| Exercise aim |
Check every line below for the word "столице" and copy the ones that have it.
-- Data for this task start --
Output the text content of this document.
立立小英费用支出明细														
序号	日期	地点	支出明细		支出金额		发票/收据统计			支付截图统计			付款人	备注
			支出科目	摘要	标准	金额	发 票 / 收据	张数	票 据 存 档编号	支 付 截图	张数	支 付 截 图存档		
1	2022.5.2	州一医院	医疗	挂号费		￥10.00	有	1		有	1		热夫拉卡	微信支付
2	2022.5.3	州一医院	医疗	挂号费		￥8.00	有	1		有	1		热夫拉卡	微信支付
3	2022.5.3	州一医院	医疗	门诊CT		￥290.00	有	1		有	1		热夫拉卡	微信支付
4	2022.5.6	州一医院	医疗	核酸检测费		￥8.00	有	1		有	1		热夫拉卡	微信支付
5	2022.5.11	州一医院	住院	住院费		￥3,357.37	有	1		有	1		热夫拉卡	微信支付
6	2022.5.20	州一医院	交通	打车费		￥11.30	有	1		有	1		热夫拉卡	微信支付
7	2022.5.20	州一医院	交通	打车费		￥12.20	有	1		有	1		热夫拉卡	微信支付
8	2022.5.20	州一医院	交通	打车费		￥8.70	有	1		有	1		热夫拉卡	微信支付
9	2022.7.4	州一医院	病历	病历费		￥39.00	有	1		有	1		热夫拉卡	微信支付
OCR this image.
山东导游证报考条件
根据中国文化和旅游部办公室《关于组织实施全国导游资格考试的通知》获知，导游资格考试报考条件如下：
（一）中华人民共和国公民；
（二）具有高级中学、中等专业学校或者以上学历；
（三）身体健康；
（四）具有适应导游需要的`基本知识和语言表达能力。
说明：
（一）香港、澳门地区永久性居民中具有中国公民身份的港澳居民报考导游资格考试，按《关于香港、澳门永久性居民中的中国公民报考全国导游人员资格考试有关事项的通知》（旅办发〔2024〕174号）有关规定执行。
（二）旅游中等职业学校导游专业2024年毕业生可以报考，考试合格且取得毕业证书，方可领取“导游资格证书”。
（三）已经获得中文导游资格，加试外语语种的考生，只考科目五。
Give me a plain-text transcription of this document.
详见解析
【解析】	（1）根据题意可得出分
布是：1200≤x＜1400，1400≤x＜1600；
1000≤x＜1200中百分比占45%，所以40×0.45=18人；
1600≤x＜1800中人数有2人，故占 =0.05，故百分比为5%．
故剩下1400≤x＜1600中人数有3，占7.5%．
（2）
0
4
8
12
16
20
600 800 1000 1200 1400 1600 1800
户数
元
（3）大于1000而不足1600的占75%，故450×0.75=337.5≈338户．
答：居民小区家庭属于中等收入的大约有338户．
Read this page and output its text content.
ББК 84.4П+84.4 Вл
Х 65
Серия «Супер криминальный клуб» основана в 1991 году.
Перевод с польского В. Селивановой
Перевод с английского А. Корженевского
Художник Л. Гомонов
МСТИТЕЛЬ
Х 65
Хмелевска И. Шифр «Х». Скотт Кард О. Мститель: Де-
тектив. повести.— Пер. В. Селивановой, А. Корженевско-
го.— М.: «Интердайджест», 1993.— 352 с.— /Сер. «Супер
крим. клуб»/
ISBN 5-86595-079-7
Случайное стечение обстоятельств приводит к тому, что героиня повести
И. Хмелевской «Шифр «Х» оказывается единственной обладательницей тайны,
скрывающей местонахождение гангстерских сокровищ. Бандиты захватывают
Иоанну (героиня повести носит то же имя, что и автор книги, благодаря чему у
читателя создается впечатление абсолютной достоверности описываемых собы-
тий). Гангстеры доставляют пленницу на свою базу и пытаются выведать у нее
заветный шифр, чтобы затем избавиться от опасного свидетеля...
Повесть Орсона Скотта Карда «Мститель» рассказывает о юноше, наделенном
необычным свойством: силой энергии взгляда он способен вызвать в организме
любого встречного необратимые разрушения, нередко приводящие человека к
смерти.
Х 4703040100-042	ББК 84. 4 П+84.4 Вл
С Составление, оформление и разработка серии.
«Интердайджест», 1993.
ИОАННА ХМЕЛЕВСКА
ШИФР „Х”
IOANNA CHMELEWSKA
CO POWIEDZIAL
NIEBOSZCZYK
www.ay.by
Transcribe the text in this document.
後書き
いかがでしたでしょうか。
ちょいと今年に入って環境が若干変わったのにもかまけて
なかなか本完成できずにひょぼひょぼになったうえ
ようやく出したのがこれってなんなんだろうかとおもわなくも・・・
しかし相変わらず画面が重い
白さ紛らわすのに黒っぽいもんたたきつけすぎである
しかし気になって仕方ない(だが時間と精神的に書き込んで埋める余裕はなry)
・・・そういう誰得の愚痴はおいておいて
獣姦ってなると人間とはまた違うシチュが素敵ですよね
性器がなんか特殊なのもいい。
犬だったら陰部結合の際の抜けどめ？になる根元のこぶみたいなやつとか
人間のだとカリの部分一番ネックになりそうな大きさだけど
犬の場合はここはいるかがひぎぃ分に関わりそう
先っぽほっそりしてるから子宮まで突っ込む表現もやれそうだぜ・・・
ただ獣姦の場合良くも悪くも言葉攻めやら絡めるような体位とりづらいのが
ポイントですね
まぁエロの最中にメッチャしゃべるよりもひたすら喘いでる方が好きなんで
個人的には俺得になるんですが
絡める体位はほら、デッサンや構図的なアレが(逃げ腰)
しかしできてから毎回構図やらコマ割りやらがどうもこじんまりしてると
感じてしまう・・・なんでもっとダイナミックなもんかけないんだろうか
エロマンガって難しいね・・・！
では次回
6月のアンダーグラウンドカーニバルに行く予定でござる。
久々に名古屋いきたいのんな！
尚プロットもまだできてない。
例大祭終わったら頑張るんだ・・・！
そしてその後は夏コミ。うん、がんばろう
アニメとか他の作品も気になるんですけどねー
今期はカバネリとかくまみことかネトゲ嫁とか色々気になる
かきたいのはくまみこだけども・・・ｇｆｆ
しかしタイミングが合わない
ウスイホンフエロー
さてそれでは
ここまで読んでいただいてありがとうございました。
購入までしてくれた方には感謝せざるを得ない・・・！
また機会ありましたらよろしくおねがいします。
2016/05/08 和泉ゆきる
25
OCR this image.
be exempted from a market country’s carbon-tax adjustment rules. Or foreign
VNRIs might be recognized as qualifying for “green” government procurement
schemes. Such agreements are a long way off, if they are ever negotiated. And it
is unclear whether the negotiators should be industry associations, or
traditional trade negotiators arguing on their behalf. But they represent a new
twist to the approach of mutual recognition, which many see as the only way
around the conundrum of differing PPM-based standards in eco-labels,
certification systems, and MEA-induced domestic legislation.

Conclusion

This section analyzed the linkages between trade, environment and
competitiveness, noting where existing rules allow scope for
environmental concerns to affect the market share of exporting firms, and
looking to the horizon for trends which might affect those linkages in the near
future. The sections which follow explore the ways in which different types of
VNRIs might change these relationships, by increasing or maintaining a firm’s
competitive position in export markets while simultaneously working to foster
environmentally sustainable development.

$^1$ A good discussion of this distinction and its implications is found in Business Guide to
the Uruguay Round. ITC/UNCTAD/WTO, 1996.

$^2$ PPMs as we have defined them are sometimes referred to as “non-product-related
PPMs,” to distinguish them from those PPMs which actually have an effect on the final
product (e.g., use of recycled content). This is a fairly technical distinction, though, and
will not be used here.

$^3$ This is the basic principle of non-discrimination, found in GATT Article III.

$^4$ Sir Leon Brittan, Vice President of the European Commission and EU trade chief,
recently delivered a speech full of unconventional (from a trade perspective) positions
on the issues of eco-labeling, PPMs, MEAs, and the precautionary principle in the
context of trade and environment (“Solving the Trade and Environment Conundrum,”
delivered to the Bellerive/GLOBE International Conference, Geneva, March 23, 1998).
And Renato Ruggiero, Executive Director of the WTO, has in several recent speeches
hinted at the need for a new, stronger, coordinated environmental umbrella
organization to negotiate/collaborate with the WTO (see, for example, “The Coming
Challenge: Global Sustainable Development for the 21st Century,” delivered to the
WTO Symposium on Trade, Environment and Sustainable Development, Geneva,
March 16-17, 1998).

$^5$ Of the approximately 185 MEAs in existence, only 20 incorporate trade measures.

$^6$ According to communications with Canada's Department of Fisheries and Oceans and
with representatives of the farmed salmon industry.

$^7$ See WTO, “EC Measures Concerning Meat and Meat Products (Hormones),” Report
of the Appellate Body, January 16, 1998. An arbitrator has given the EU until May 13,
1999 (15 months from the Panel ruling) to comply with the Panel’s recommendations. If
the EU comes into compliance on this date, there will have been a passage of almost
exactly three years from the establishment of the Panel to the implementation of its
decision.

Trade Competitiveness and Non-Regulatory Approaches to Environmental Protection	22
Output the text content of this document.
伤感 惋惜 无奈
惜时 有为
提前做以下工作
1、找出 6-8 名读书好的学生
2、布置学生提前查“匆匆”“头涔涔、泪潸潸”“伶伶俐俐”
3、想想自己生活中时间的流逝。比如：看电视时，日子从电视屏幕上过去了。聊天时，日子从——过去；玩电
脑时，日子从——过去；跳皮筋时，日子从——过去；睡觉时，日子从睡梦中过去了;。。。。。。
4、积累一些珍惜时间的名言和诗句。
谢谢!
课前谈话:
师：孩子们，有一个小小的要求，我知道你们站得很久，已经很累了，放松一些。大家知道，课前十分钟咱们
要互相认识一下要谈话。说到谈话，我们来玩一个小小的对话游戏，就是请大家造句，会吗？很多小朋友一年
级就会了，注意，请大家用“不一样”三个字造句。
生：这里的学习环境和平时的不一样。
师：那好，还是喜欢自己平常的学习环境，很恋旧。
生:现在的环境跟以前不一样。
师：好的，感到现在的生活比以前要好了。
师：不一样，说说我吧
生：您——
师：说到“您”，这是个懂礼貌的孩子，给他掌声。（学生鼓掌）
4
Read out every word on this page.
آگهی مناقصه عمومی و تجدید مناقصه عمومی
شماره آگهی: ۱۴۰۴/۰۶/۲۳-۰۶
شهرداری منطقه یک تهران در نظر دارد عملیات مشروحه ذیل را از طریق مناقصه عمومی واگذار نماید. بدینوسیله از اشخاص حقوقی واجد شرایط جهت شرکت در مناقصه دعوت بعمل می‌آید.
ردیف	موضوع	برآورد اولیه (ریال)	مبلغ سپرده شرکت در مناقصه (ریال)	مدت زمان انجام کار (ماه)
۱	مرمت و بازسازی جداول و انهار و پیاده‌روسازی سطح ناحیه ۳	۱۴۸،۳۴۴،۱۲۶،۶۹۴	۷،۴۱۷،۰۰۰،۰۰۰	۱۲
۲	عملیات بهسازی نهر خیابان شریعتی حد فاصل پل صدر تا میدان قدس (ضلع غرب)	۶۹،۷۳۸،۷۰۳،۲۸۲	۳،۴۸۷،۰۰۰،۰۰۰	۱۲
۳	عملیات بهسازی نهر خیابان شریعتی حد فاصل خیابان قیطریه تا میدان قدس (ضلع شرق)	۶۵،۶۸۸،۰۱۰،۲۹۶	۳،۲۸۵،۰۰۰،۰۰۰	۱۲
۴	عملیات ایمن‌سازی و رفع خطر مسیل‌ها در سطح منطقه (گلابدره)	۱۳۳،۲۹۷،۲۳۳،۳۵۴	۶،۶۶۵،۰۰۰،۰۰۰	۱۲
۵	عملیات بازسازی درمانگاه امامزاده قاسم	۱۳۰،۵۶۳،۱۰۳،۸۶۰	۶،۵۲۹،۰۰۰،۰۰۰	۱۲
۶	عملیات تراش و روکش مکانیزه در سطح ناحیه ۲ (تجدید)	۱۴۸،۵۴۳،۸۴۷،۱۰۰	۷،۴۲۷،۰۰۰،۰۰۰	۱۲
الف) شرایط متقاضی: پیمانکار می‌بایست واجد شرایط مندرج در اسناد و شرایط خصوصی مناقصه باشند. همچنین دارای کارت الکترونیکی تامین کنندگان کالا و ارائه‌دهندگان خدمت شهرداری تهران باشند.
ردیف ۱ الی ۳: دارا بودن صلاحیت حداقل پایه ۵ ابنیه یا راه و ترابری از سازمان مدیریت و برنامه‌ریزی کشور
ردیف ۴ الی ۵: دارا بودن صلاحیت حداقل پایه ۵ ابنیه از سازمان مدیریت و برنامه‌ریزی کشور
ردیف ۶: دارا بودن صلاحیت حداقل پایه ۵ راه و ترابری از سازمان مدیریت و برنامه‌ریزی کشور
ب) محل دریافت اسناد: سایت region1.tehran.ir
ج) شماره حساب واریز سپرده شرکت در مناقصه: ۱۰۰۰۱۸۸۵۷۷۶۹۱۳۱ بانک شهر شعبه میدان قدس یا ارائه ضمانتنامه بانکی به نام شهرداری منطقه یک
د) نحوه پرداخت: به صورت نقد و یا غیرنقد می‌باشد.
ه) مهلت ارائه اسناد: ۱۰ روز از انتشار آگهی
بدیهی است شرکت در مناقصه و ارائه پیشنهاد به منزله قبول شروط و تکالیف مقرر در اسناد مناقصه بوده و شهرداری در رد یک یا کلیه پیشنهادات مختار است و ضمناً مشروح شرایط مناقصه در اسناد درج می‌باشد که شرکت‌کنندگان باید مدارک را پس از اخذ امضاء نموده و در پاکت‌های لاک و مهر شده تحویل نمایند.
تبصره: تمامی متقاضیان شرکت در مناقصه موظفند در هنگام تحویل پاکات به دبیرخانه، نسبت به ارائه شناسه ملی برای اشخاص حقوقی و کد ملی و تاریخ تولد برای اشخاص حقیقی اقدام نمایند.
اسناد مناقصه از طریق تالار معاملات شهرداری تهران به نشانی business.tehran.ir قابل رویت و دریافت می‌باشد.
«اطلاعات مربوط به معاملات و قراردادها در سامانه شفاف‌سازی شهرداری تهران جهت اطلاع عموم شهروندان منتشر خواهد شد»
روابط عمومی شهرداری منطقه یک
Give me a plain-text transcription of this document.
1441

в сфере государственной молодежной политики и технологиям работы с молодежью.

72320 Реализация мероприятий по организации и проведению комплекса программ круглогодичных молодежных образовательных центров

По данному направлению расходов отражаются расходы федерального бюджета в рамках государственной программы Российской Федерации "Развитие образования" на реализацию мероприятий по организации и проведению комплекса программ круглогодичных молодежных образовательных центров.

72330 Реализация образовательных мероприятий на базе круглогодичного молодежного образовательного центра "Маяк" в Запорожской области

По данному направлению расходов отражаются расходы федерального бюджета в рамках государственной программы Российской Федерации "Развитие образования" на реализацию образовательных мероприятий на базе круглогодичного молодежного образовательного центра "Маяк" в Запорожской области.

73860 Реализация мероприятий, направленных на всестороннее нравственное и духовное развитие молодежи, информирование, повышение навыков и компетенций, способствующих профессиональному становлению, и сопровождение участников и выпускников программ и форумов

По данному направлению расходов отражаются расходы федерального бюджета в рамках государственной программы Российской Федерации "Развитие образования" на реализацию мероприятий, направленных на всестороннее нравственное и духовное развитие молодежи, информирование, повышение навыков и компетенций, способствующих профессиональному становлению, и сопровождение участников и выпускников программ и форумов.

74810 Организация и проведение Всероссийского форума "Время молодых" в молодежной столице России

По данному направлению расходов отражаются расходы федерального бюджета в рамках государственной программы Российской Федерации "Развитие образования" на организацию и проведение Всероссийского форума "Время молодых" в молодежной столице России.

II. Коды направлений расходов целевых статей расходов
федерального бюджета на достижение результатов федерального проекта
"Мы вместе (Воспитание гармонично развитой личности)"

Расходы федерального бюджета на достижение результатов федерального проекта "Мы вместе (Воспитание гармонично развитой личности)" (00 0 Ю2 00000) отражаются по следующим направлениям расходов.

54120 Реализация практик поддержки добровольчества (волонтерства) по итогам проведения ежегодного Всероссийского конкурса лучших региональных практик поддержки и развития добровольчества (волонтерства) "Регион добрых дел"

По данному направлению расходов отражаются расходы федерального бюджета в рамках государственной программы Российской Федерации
-- Data for this task end --
| Solution for this task |
74810 Организация и проведение Всероссийского форума "Время молодых" в молодежной столице России
По данному направлению расходов отражаются расходы федерального бюджета в рамках государственной программы Российской Федерации "Развитие образования" на организацию и проведение Всероссийского форума "Время молодых" в молодежной столице России.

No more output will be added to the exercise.